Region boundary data

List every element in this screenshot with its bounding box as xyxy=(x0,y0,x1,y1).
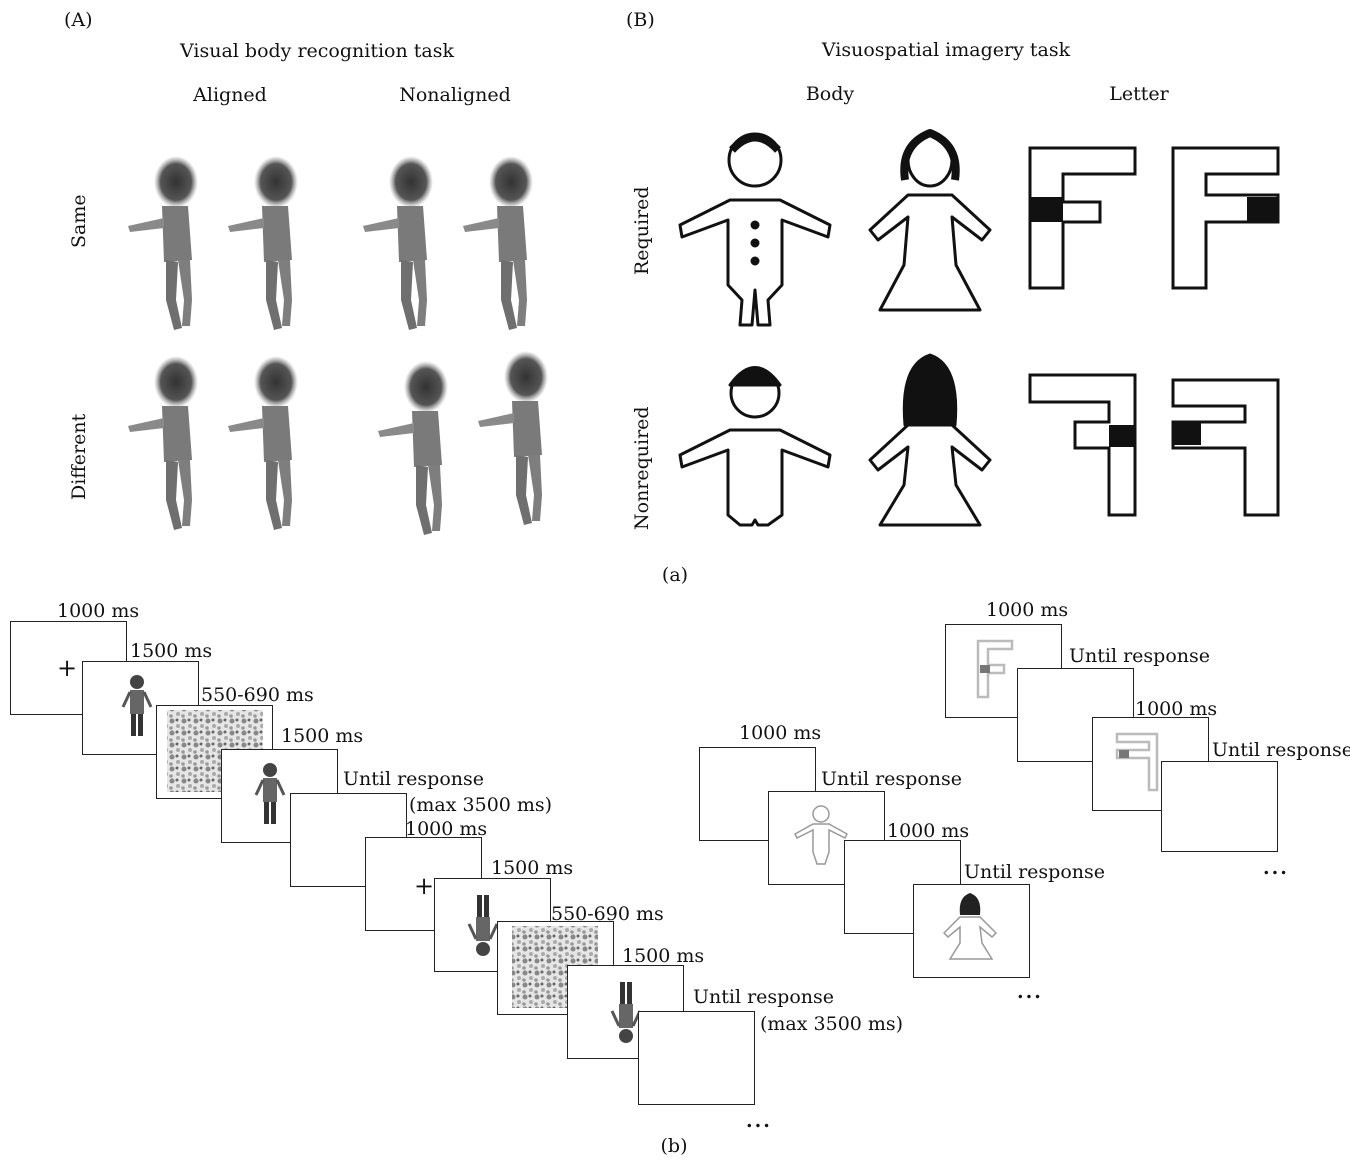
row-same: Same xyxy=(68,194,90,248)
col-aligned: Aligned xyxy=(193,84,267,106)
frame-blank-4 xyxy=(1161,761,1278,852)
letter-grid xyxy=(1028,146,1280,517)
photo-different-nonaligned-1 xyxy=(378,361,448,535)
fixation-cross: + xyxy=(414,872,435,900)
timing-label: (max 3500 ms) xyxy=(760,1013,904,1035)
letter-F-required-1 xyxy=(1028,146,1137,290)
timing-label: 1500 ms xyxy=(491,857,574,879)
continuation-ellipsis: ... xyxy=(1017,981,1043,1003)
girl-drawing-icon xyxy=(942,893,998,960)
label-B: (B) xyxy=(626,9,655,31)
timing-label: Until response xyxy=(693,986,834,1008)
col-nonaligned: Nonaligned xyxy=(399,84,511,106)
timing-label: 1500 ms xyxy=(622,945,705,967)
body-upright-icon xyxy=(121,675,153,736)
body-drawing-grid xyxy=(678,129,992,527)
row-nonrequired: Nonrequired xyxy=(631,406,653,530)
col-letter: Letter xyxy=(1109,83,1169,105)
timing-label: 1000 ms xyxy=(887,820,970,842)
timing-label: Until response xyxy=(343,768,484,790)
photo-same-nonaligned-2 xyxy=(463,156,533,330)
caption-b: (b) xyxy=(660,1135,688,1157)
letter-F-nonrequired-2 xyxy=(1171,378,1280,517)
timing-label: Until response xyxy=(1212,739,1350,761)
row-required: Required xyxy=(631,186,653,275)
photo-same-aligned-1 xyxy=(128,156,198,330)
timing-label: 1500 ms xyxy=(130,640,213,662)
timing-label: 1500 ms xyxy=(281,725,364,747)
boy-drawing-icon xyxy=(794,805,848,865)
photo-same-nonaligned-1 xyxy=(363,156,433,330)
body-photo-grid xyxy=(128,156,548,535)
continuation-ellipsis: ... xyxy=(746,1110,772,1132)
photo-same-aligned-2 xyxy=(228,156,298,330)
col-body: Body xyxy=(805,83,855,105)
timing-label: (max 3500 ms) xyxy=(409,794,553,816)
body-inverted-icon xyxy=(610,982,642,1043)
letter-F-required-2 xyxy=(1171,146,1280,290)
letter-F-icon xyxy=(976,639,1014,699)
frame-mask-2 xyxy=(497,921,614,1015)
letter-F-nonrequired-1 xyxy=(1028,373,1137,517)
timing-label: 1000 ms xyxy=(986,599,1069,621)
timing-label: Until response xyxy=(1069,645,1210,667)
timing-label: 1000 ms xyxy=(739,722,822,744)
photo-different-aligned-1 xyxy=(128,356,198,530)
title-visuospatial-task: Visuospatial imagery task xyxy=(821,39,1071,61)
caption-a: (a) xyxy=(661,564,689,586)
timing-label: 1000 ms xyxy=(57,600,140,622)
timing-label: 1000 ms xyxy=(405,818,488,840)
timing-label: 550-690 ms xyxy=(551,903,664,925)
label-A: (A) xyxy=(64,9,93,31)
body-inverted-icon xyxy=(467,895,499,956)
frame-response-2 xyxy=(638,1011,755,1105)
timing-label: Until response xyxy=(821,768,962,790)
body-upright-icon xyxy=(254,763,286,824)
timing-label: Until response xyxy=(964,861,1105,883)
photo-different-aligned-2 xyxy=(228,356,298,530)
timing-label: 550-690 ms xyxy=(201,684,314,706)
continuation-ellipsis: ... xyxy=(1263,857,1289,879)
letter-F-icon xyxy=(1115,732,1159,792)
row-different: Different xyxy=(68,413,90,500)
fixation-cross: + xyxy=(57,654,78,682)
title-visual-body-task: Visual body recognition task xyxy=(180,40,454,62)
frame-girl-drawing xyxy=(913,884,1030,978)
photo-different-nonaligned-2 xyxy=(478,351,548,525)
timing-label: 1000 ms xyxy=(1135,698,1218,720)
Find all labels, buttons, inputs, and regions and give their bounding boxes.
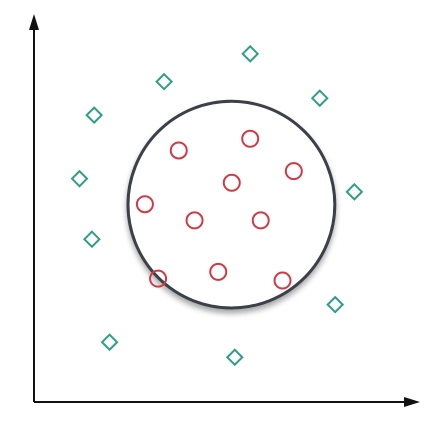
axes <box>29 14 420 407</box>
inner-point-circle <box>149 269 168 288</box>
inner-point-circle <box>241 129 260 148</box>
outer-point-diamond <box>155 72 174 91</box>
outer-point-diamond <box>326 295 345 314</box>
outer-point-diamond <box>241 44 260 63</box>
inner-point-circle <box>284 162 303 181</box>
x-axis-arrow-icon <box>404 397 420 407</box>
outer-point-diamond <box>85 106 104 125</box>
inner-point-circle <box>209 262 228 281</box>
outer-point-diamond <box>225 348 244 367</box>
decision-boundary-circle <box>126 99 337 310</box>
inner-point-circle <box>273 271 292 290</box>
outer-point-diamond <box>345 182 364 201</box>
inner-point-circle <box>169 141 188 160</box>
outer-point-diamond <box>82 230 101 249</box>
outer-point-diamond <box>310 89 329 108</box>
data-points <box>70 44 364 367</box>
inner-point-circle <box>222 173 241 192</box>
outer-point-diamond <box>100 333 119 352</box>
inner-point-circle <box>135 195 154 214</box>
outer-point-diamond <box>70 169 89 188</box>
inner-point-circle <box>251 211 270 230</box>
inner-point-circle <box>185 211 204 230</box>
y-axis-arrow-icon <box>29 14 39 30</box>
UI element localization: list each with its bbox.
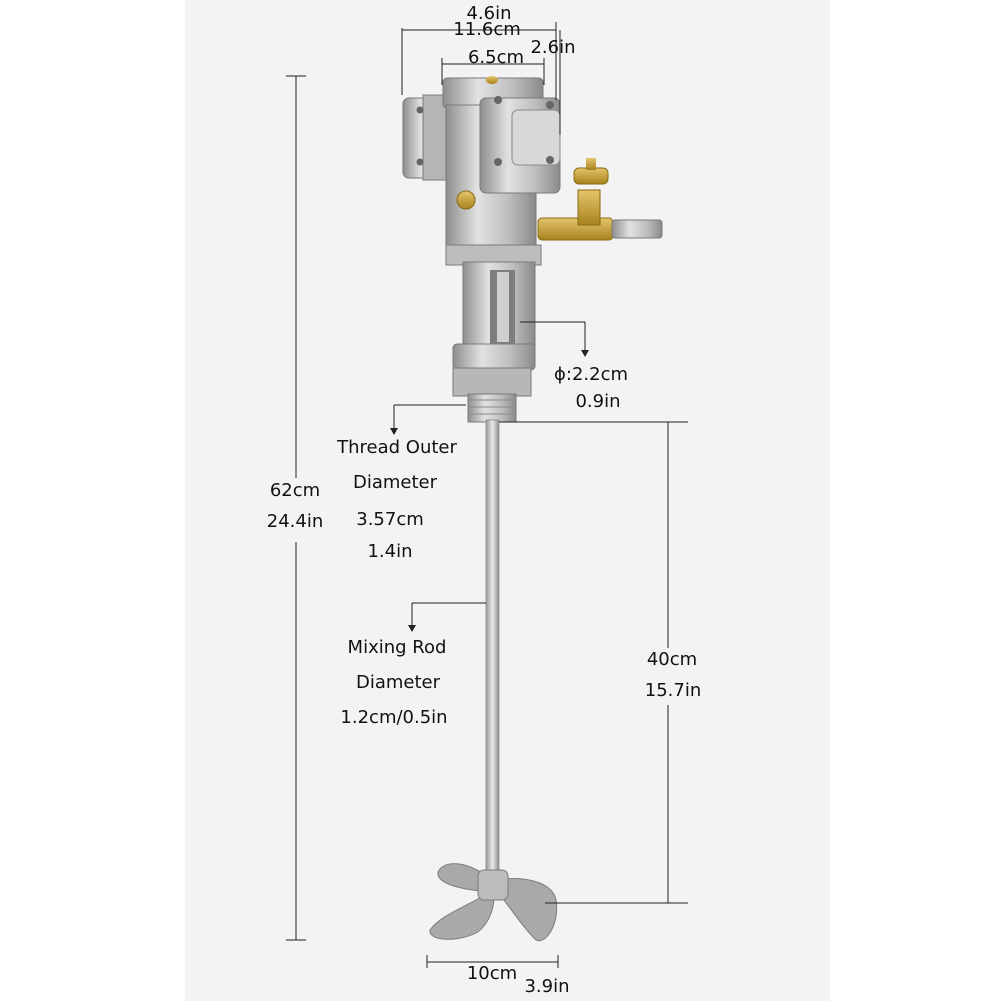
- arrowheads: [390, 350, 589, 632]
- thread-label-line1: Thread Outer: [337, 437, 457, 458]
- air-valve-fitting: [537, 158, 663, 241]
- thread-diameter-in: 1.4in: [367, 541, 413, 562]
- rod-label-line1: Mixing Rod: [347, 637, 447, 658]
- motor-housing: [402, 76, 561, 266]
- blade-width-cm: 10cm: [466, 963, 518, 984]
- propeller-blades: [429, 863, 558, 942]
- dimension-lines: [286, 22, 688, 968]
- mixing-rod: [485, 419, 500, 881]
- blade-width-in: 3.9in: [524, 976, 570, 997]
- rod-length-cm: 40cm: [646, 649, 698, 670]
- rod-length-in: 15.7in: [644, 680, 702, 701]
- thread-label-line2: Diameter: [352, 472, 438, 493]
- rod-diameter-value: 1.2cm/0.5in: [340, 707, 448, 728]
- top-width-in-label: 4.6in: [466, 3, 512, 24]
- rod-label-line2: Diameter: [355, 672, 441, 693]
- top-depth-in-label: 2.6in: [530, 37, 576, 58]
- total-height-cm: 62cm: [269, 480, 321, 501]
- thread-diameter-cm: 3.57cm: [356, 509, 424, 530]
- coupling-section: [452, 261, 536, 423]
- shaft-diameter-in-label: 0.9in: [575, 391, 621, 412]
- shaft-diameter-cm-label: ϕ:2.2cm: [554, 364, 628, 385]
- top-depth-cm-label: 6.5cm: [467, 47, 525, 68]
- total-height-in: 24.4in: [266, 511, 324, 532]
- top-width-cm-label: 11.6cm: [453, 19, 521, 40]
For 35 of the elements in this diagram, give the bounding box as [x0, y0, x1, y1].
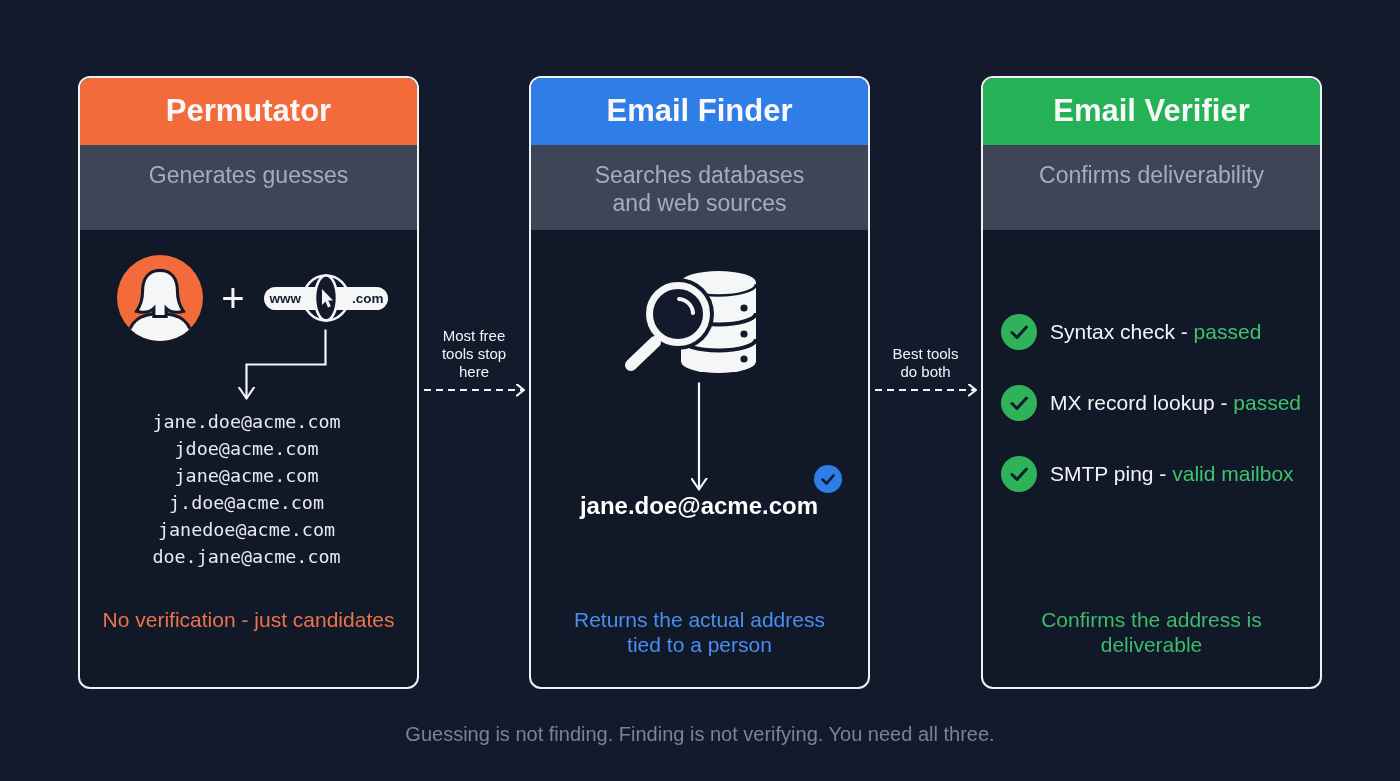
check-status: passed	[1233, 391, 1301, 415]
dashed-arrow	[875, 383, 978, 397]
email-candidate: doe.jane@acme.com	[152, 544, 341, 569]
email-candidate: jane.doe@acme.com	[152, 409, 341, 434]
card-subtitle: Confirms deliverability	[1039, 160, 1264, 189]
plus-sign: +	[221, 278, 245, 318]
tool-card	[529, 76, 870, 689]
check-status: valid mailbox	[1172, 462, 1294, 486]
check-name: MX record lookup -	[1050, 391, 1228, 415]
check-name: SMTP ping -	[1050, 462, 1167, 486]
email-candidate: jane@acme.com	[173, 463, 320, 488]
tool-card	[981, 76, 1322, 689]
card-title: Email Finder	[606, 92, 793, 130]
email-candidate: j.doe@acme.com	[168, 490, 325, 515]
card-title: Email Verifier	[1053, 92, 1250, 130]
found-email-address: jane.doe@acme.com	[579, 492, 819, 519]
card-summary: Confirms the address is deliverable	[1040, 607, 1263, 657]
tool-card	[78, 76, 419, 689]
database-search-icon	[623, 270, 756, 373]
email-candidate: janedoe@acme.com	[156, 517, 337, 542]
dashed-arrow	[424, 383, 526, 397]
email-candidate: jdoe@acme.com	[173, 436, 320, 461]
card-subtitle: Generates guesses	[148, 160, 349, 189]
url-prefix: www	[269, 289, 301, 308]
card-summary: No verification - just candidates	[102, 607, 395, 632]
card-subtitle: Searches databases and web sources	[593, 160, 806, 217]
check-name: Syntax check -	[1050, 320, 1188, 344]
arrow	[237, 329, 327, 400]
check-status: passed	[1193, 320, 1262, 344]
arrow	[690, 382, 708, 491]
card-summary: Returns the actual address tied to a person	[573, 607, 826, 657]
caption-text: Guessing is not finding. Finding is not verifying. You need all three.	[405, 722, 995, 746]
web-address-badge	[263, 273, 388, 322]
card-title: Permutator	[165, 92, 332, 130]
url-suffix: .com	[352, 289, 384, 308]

-- DIRECTION --
Rewrite the lines between the one holding "row-same: Same xyxy=(68,194,90,248)" and the one holding "timing-label: Until response xyxy=(343,768,484,790)", inclusive, putting "fixation-plus" in place of "fixation-cross" and leaving everything else unchanged. Return only those lines.

-- TASK OUTPUT --
row-same: Same xyxy=(68,194,90,248)
col-aligned: Aligned xyxy=(193,84,267,106)
frame-blank-4 xyxy=(1161,761,1278,852)
letter-grid xyxy=(1028,146,1280,517)
photo-different-nonaligned-1 xyxy=(378,361,448,535)
fixation-plus: + xyxy=(414,872,435,900)
timing-label: (max 3500 ms) xyxy=(760,1013,904,1035)
letter-F-required-1 xyxy=(1028,146,1137,290)
timing-label: 1500 ms xyxy=(491,857,574,879)
continuation-ellipsis: ... xyxy=(1017,981,1043,1003)
girl-drawing-icon xyxy=(942,893,998,960)
label-B: (B) xyxy=(626,9,655,31)
timing-label: Until response xyxy=(693,986,834,1008)
col-nonaligned: Nonaligned xyxy=(399,84,511,106)
timing-label: 1500 ms xyxy=(622,945,705,967)
body-upright-icon xyxy=(121,675,153,736)
body-drawing-grid xyxy=(678,129,992,527)
row-nonrequired: Nonrequired xyxy=(631,406,653,530)
col-letter: Letter xyxy=(1109,83,1169,105)
timing-label: 1000 ms xyxy=(887,820,970,842)
timing-label: Until response xyxy=(343,768,484,790)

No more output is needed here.